§ What is needed: Extract all lines that hold "this" from the records below.

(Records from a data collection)
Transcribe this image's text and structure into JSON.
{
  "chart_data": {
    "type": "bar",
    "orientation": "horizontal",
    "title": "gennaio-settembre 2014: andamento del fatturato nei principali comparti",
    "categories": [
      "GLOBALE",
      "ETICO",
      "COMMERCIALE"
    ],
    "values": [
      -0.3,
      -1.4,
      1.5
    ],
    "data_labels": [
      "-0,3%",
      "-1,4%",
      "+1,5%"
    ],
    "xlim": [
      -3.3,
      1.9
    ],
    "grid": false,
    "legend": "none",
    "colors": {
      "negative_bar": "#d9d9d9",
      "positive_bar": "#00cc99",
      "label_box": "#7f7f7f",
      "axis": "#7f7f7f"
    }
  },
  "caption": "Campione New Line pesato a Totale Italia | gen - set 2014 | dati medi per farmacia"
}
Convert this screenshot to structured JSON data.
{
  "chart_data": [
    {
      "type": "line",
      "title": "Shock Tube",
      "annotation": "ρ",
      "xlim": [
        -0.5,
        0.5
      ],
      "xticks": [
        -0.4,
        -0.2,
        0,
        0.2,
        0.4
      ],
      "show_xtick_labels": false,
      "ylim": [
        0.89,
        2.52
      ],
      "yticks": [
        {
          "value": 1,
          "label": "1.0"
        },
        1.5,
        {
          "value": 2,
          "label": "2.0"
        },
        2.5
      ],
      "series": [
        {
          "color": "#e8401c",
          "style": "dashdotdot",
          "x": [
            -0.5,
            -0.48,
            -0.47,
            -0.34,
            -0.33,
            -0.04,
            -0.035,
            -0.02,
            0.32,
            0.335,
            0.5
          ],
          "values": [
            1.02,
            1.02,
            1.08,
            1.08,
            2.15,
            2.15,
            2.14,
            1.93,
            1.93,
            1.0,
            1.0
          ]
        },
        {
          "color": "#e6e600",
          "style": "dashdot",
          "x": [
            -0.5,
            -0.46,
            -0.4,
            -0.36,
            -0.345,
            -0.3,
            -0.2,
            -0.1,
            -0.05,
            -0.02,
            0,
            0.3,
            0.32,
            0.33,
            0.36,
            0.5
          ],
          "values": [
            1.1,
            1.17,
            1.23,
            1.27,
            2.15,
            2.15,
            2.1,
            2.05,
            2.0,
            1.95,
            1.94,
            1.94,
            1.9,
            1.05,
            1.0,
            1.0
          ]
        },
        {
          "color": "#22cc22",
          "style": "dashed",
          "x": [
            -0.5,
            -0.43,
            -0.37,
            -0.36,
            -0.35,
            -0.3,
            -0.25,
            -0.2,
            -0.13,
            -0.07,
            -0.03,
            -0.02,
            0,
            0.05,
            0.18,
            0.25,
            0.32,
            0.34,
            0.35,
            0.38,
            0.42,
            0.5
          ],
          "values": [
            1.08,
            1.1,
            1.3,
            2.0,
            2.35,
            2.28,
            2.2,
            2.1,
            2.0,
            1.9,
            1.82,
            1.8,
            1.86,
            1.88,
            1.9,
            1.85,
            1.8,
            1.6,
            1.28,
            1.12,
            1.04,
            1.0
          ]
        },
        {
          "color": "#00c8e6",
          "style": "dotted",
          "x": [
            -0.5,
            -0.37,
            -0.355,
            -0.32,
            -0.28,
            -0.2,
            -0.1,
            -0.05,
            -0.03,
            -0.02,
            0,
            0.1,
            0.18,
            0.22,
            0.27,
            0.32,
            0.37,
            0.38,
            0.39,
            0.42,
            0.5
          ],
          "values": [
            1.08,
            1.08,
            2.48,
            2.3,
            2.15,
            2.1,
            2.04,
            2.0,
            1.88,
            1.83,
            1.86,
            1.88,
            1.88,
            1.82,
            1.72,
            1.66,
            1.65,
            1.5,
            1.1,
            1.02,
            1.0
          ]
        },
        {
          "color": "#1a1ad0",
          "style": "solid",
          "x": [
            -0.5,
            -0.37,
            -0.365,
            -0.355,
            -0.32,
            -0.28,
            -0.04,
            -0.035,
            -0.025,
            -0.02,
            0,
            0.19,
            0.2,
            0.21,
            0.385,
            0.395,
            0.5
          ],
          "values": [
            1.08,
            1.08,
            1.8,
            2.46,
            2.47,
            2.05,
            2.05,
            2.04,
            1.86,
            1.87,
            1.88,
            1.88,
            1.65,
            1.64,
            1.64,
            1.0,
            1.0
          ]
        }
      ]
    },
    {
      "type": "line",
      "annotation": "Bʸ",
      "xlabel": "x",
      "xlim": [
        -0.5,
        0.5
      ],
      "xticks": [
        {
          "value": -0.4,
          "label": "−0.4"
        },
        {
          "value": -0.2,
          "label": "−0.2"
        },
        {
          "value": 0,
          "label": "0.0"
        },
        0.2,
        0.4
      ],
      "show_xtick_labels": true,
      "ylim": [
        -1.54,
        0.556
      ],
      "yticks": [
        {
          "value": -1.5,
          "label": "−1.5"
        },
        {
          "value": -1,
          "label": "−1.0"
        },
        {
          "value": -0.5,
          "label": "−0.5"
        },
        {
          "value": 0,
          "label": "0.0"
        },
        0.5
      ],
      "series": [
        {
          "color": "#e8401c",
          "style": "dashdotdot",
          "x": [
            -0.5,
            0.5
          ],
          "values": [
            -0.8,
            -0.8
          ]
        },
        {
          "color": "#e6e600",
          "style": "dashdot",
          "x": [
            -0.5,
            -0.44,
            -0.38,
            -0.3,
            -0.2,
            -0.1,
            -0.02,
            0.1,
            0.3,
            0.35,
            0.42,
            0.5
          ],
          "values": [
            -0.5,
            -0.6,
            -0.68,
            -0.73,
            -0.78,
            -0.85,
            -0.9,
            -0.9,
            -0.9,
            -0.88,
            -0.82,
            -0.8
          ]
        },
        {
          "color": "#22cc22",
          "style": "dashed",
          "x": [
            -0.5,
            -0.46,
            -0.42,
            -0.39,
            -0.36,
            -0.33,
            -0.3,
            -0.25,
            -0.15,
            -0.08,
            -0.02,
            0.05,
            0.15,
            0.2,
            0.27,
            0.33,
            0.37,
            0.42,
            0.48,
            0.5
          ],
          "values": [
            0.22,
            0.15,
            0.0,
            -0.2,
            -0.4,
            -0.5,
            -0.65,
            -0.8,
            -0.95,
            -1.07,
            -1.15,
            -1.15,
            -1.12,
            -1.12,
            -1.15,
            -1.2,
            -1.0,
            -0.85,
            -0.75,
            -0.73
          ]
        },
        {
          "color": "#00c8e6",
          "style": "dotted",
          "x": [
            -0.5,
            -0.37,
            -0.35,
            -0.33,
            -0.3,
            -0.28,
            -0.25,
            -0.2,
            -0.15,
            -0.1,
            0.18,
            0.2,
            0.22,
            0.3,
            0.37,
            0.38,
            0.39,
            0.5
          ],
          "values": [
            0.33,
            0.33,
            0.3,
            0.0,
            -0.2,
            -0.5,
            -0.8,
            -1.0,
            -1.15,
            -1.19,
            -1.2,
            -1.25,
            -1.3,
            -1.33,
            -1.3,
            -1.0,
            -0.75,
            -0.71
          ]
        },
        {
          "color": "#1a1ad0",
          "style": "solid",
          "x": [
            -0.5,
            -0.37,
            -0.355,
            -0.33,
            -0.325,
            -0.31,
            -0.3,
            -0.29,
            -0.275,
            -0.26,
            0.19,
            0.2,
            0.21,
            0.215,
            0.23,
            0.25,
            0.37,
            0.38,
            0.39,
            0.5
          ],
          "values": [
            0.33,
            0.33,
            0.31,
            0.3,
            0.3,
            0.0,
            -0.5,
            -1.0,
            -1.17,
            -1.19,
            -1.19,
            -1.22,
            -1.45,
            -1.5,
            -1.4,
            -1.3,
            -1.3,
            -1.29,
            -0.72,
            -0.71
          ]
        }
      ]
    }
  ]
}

§ Reply:
Transcribe this image's text and structure into JSON.
Convert this screenshot to structured JSON data.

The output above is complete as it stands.